- _What to work on_: Your task is to repeat the entries word for word while leaving out the pictures.

[Data extracted from a collection]
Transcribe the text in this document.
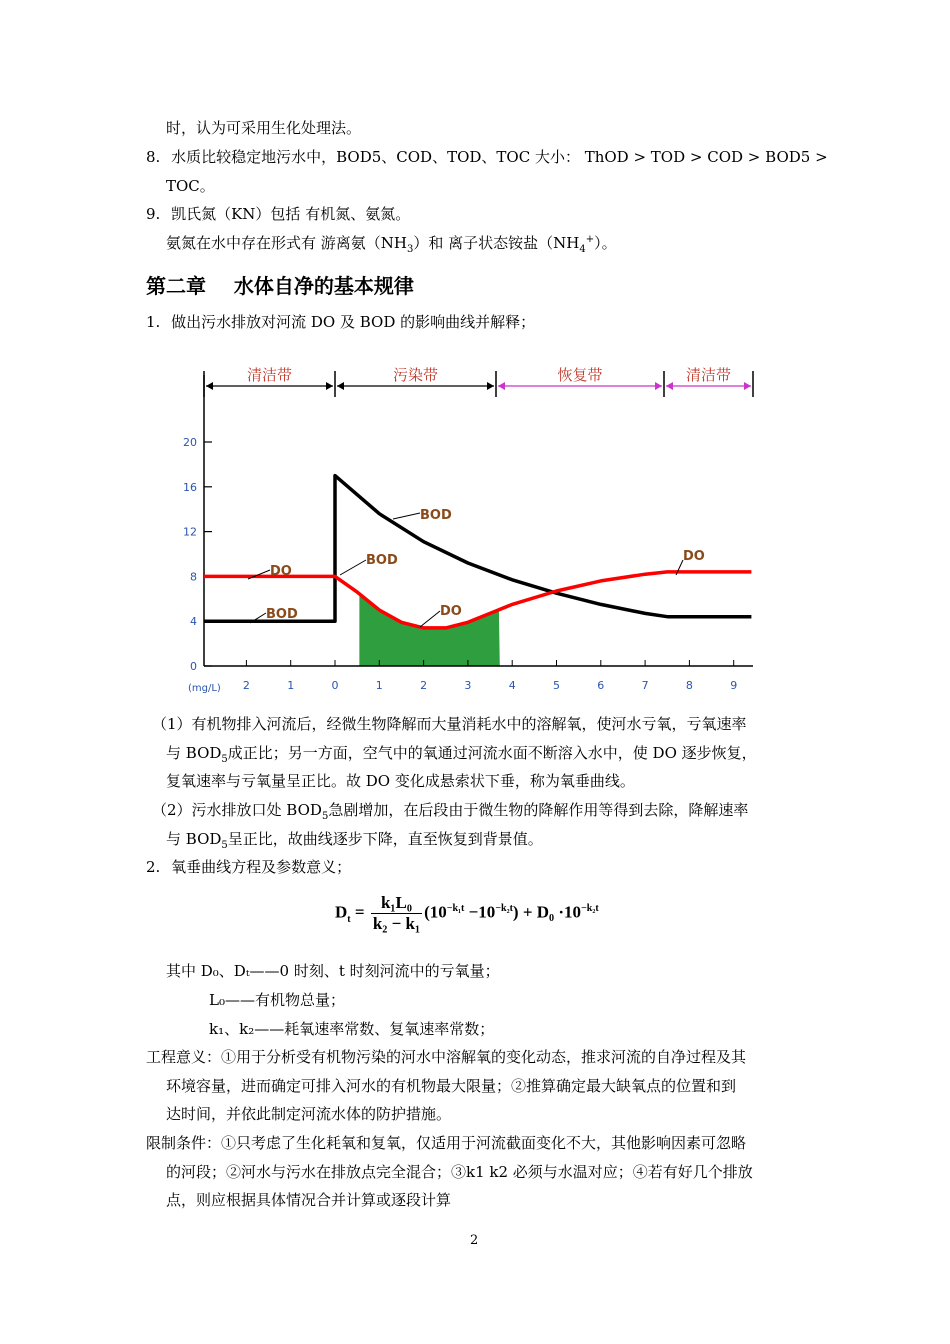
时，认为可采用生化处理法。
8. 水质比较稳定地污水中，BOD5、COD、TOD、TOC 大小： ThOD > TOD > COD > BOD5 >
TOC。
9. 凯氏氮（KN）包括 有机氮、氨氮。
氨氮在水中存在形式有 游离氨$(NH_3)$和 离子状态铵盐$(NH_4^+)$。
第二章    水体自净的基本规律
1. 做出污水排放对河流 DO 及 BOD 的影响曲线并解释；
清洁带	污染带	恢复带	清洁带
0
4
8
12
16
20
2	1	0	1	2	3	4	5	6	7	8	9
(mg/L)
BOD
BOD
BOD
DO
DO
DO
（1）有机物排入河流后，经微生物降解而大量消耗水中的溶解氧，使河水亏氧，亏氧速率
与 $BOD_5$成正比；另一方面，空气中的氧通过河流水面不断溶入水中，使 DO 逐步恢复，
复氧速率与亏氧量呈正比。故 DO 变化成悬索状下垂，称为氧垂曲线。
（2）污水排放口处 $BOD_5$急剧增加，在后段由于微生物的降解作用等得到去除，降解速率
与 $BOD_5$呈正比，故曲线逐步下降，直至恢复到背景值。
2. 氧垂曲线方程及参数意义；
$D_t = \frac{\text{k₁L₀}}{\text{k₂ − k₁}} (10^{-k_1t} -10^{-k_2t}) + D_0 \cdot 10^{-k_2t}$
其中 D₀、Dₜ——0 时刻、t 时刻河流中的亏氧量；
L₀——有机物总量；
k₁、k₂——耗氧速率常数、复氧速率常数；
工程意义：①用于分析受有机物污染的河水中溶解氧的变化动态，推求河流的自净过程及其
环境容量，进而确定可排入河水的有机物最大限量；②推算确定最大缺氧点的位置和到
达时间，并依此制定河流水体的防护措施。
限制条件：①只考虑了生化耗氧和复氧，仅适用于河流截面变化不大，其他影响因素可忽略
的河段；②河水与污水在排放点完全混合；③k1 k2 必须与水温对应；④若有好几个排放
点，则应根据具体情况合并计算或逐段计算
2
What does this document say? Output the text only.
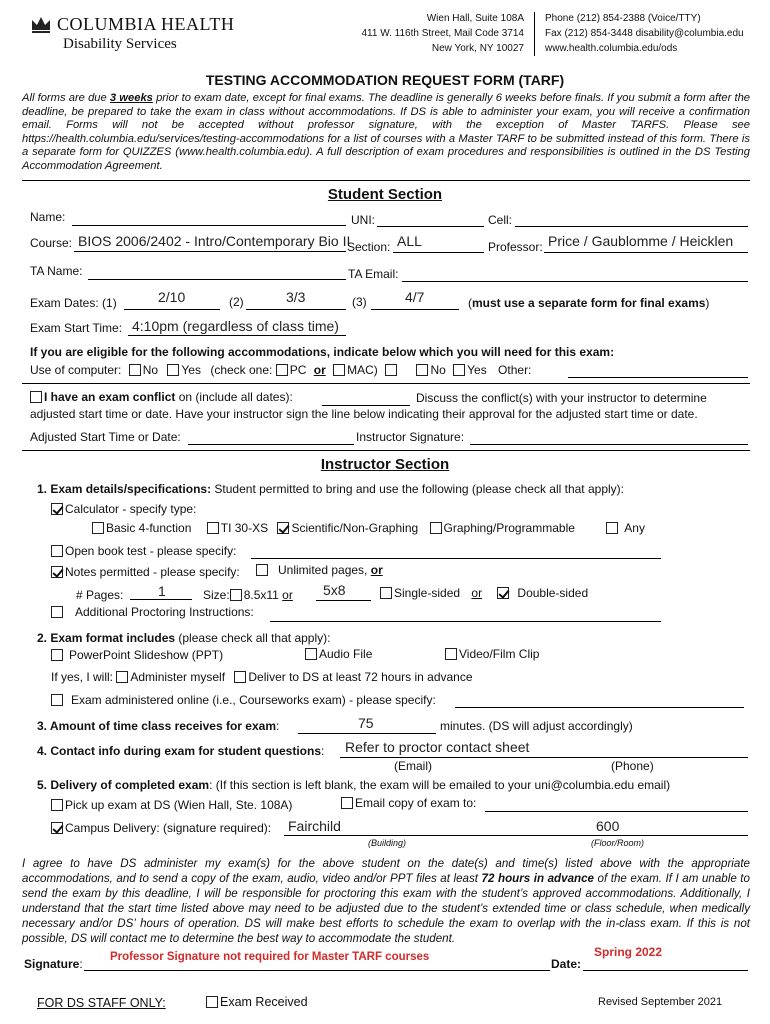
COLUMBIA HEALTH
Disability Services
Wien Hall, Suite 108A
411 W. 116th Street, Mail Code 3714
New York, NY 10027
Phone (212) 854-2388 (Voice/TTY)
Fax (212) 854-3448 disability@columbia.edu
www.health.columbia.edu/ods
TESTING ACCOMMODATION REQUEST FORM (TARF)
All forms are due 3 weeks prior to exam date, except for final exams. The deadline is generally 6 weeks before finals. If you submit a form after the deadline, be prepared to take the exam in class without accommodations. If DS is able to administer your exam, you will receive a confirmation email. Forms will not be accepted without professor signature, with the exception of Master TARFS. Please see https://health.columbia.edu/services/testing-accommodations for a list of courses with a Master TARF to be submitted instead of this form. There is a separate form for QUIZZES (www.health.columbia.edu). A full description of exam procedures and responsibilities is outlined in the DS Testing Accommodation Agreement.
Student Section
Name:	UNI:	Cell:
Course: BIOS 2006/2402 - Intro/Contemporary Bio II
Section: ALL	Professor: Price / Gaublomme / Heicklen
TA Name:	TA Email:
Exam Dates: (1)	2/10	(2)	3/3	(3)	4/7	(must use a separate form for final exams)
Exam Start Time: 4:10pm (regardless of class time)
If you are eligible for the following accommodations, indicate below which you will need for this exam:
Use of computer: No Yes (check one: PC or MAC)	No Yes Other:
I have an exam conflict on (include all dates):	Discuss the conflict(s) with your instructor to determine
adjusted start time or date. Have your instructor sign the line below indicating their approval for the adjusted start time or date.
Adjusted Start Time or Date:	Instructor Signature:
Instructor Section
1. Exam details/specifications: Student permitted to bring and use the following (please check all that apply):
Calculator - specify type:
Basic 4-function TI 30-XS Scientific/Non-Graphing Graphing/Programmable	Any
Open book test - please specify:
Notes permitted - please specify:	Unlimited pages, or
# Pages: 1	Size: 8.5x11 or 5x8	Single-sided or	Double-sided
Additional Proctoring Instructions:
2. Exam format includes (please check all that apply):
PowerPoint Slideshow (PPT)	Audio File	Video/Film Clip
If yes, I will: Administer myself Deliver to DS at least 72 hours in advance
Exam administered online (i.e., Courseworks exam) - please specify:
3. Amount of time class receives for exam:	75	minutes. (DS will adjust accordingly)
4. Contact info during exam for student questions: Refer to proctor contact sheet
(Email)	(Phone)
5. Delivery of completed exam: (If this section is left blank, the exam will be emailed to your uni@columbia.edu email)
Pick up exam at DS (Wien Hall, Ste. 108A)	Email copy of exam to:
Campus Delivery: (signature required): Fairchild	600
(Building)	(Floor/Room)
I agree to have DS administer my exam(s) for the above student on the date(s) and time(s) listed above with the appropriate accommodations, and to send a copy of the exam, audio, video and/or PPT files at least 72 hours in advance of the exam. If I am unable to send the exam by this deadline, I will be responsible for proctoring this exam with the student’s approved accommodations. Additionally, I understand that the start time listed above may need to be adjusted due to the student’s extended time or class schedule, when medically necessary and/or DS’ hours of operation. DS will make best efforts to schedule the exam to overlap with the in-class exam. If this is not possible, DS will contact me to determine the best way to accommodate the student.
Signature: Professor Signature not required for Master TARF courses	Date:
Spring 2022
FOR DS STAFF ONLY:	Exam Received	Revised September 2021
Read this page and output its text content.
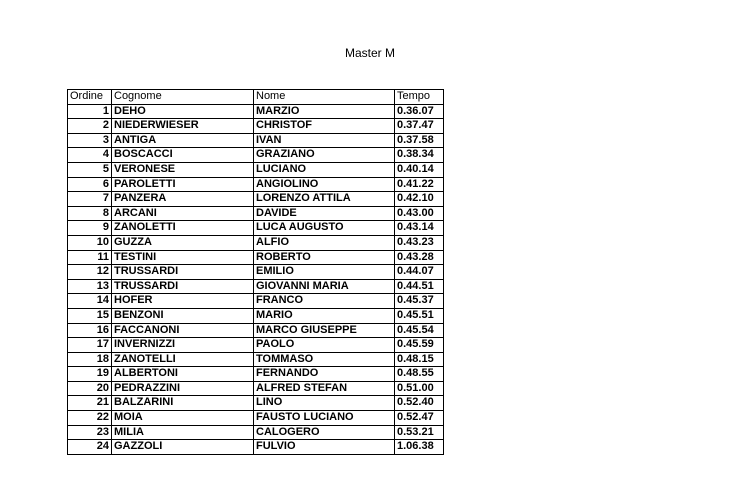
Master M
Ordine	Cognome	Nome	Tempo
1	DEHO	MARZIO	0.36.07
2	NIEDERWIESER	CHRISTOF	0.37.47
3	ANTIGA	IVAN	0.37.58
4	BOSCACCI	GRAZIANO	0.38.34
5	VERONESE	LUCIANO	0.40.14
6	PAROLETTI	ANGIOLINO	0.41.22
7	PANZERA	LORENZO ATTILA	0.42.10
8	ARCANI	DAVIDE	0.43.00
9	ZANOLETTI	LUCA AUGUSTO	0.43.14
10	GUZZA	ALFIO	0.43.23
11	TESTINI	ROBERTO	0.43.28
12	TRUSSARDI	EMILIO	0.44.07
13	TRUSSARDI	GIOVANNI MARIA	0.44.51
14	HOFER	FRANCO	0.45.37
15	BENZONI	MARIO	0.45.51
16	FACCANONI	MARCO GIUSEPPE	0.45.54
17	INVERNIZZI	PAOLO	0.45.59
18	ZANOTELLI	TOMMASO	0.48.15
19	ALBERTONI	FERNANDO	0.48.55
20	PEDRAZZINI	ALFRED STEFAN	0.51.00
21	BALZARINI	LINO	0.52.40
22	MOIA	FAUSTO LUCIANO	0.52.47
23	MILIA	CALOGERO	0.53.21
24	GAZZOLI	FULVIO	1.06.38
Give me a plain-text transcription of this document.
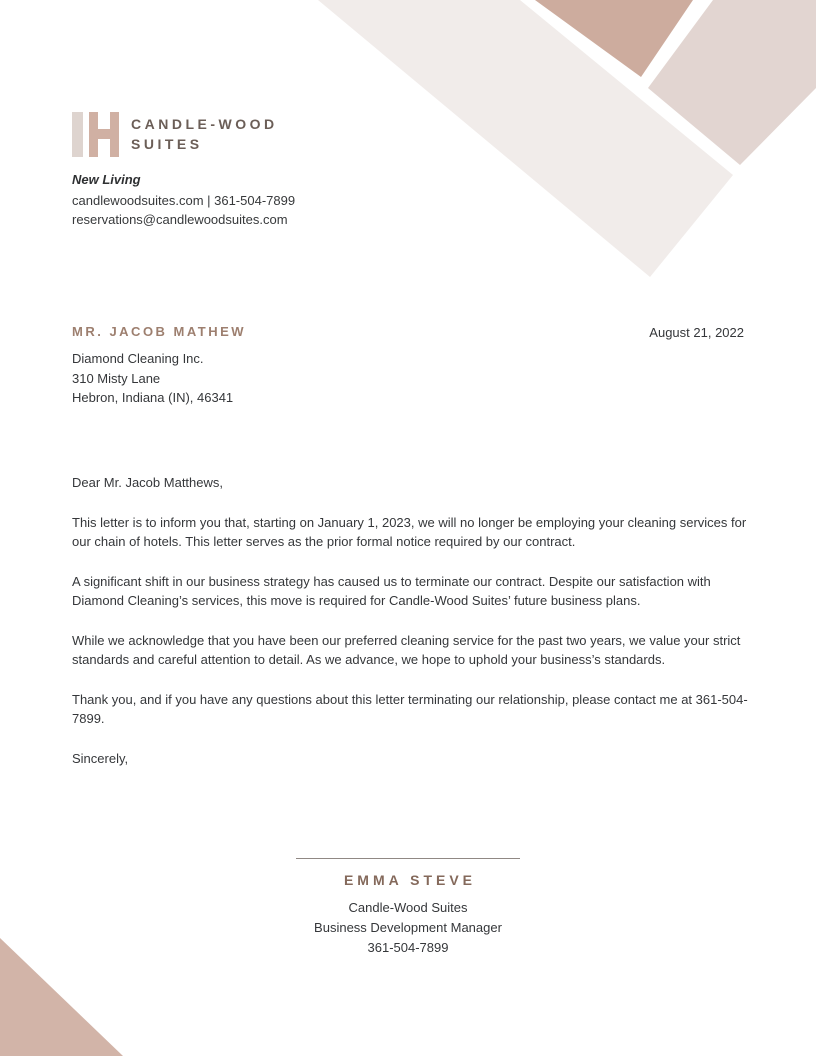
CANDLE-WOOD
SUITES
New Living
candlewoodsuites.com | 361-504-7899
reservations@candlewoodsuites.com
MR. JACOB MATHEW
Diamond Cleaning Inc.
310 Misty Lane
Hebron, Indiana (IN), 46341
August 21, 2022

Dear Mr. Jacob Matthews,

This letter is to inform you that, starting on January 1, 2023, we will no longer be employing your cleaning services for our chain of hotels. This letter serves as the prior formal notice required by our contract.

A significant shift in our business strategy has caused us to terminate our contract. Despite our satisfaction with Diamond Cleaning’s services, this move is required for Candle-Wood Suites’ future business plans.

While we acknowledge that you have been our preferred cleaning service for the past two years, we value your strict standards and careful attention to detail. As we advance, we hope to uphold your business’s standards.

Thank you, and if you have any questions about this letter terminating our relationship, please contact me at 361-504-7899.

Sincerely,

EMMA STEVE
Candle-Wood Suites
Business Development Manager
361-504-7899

- _Answer below_:
Transcribe the text in this document.
时，认为可采用生化处理法。
8. 水质比较稳定地污水中，BOD5、COD、TOD、TOC 大小： ThOD > TOD > COD > BOD5 >
TOC。
9. 凯氏氮（KN）包括 有机氮、氨氮。
氨氮在水中存在形式有 游离氨$(NH_3)$和 离子状态铵盐$(NH_4^+)$。
第二章    水体自净的基本规律
1. 做出污水排放对河流 DO 及 BOD 的影响曲线并解释；
清洁带	污染带	恢复带	清洁带
0
4
8
12
16
20
2	1	0	1	2	3	4	5	6	7	8	9
(mg/L)
BOD
BOD
BOD
DO
DO
DO
（1）有机物排入河流后，经微生物降解而大量消耗水中的溶解氧，使河水亏氧，亏氧速率
与 $BOD_5$成正比；另一方面，空气中的氧通过河流水面不断溶入水中，使 DO 逐步恢复，
复氧速率与亏氧量呈正比。故 DO 变化成悬索状下垂，称为氧垂曲线。
（2）污水排放口处 $BOD_5$急剧增加，在后段由于微生物的降解作用等得到去除，降解速率
与 $BOD_5$呈正比，故曲线逐步下降，直至恢复到背景值。
2. 氧垂曲线方程及参数意义；
$D_t = \frac{\text{k₁L₀}}{\text{k₂ − k₁}} (10^{-k_1t} -10^{-k_2t}) + D_0 \cdot 10^{-k_2t}$
其中 D₀、Dₜ——0 时刻、t 时刻河流中的亏氧量；
L₀——有机物总量；
k₁、k₂——耗氧速率常数、复氧速率常数；
工程意义：①用于分析受有机物污染的河水中溶解氧的变化动态，推求河流的自净过程及其
环境容量，进而确定可排入河水的有机物最大限量；②推算确定最大缺氧点的位置和到
达时间，并依此制定河流水体的防护措施。
限制条件：①只考虑了生化耗氧和复氧，仅适用于河流截面变化不大，其他影响因素可忽略
的河段；②河水与污水在排放点完全混合；③k1 k2 必须与水温对应；④若有好几个排放
点，则应根据具体情况合并计算或逐段计算
2
What does this document say? Output the text only.
COLUMBIA HEALTH
Disability Services
Wien Hall, Suite 108A
411 W. 116th Street, Mail Code 3714
New York, NY 10027
Phone (212) 854-2388 (Voice/TTY)
Fax (212) 854-3448 disability@columbia.edu
www.health.columbia.edu/ods
TESTING ACCOMMODATION REQUEST FORM (TARF)
All forms are due 3 weeks prior to exam date, except for final exams. The deadline is generally 6 weeks before finals. If you submit a form after the deadline, be prepared to take the exam in class without accommodations. If DS is able to administer your exam, you will receive a confirmation email. Forms will not be accepted without professor signature, with the exception of Master TARFS. Please see https://health.columbia.edu/services/testing-accommodations for a list of courses with a Master TARF to be submitted instead of this form. There is a separate form for QUIZZES (www.health.columbia.edu). A full description of exam procedures and responsibilities is outlined in the DS Testing Accommodation Agreement.
Student Section
Name:	UNI:	Cell:
Course: BIOS 2006/2402 - Intro/Contemporary Bio II
Section: ALL	Professor: Price / Gaublomme / Heicklen
TA Name:	TA Email:
Exam Dates: (1)	2/10	(2)	3/3	(3)	4/7	(must use a separate form for final exams)
Exam Start Time: 4:10pm (regardless of class time)
If you are eligible for the following accommodations, indicate below which you will need for this exam:
Use of computer: No Yes (check one: PC or MAC)	No Yes Other:
I have an exam conflict on (include all dates):	Discuss the conflict(s) with your instructor to determine
adjusted start time or date. Have your instructor sign the line below indicating their approval for the adjusted start time or date.
Adjusted Start Time or Date:	Instructor Signature:
Instructor Section
1. Exam details/specifications: Student permitted to bring and use the following (please check all that apply):
Calculator - specify type:
Basic 4-function TI 30-XS Scientific/Non-Graphing Graphing/Programmable	Any
Open book test - please specify:
Notes permitted - please specify:	Unlimited pages, or
# Pages: 1	Size: 8.5x11 or 5x8	Single-sided or	Double-sided
Additional Proctoring Instructions:
2. Exam format includes (please check all that apply):
PowerPoint Slideshow (PPT)	Audio File	Video/Film Clip
If yes, I will: Administer myself Deliver to DS at least 72 hours in advance
Exam administered online (i.e., Courseworks exam) - please specify:
3. Amount of time class receives for exam:	75	minutes. (DS will adjust accordingly)
4. Contact info during exam for student questions: Refer to proctor contact sheet
(Email)	(Phone)
5. Delivery of completed exam: (If this section is left blank, the exam will be emailed to your uni@columbia.edu email)
Pick up exam at DS (Wien Hall, Ste. 108A)	Email copy of exam to:
Campus Delivery: (signature required): Fairchild	600
(Building)	(Floor/Room)
I agree to have DS administer my exam(s) for the above student on the date(s) and time(s) listed above with the appropriate accommodations, and to send a copy of the exam, audio, video and/or PPT files at least 72 hours in advance of the exam. If I am unable to send the exam by this deadline, I will be responsible for proctoring this exam with the student’s approved accommodations. Additionally, I understand that the start time listed above may need to be adjusted due to the student’s extended time or class schedule, when medically necessary and/or DS’ hours of operation. DS will make best efforts to schedule the exam to overlap with the in-class exam. If this is not possible, DS will contact me to determine the best way to accommodate the student.
Signature: Professor Signature not required for Master TARF courses	Date:
Spring 2022
FOR DS STAFF ONLY:	Exam Received	Revised September 2021
Read this page and output its text content.
Master M
Ordine	Cognome	Nome	Tempo
1	DEHO	MARZIO	0.36.07
2	NIEDERWIESER	CHRISTOF	0.37.47
3	ANTIGA	IVAN	0.37.58
4	BOSCACCI	GRAZIANO	0.38.34
5	VERONESE	LUCIANO	0.40.14
6	PAROLETTI	ANGIOLINO	0.41.22
7	PANZERA	LORENZO ATTILA	0.42.10
8	ARCANI	DAVIDE	0.43.00
9	ZANOLETTI	LUCA AUGUSTO	0.43.14
10	GUZZA	ALFIO	0.43.23
11	TESTINI	ROBERTO	0.43.28
12	TRUSSARDI	EMILIO	0.44.07
13	TRUSSARDI	GIOVANNI MARIA	0.44.51
14	HOFER	FRANCO	0.45.37
15	BENZONI	MARIO	0.45.51
16	FACCANONI	MARCO GIUSEPPE	0.45.54
17	INVERNIZZI	PAOLO	0.45.59
18	ZANOTELLI	TOMMASO	0.48.15
19	ALBERTONI	FERNANDO	0.48.55
20	PEDRAZZINI	ALFRED STEFAN	0.51.00
21	BALZARINI	LINO	0.52.40
22	MOIA	FAUSTO LUCIANO	0.52.47
23	MILIA	CALOGERO	0.53.21
24	GAZZOLI	FULVIO	1.06.38
Give me a plain-text transcription of this document.
CANDLE-WOOD
SUITES
New Living
candlewoodsuites.com | 361-504-7899
reservations@candlewoodsuites.com
MR. JACOB MATHEW
Diamond Cleaning Inc.
310 Misty Lane
Hebron, Indiana (IN), 46341
August 21, 2022

Dear Mr. Jacob Matthews,

This letter is to inform you that, starting on January 1, 2023, we will no longer be employing your cleaning services for our chain of hotels. This letter serves as the prior formal notice required by our contract.

A significant shift in our business strategy has caused us to terminate our contract. Despite our satisfaction with Diamond Cleaning’s services, this move is required for Candle-Wood Suites’ future business plans.

While we acknowledge that you have been our preferred cleaning service for the past two years, we value your strict standards and careful attention to detail. As we advance, we hope to uphold your business’s standards.

Thank you, and if you have any questions about this letter terminating our relationship, please contact me at 361-504-7899.

Sincerely,

EMMA STEVE
Candle-Wood Suites
Business Development Manager
361-504-7899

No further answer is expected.